YOUR GOAL: Write out, word for word, the part that opens with the line containing "Localize 17 of" and closes with the line containing "y-tick-label: −200 (26, 346, 58, 362)", including both of those lines.

ENTRIES SHOWN:
Begin

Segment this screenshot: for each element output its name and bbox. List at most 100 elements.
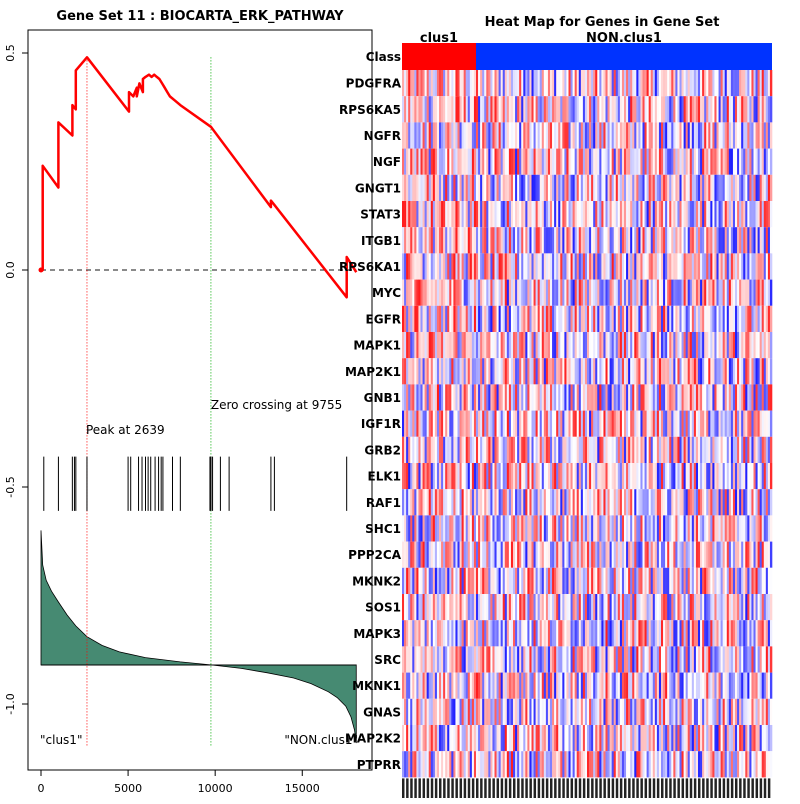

End
Begin

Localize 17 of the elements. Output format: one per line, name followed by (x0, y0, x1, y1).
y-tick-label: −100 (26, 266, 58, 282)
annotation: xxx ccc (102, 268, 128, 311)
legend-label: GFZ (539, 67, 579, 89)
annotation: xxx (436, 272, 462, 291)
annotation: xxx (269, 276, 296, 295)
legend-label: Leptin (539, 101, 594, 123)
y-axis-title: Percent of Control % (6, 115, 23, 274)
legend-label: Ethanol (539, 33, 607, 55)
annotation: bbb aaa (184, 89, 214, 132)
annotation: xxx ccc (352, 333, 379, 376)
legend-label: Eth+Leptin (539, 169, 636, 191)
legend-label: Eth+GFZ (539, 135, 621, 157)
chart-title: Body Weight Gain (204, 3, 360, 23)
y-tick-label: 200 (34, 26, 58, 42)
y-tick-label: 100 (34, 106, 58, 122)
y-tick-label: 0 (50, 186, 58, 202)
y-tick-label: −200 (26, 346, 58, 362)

End

ANSWER TO THE TASK:
Localize 17 of the elements. Output format: one per line, name followed by (x0, y0, x1, y1).
y-tick-label: −100 (26, 266, 58, 282)
annotation: xxx ccc (102, 268, 128, 311)
legend-label: GFZ (539, 67, 579, 89)
annotation: xxx (436, 272, 462, 291)
annotation: xxx (269, 276, 296, 295)
legend-label: Leptin (539, 101, 594, 123)
y-axis-title: Percent of Control % (6, 115, 23, 274)
legend-label: Ethanol (539, 33, 607, 55)
annotation: bbb aaa (184, 89, 214, 132)
annotation: xxx ccc (352, 333, 379, 376)
legend-label: Eth+Leptin (539, 169, 636, 191)
legend-label: Eth+GFZ (539, 135, 621, 157)
chart-title: Body Weight Gain (204, 3, 360, 23)
y-tick-label: 200 (34, 26, 58, 42)
y-tick-label: 100 (34, 106, 58, 122)
y-tick-label: 0 (50, 186, 58, 202)
y-tick-label: −200 (26, 346, 58, 362)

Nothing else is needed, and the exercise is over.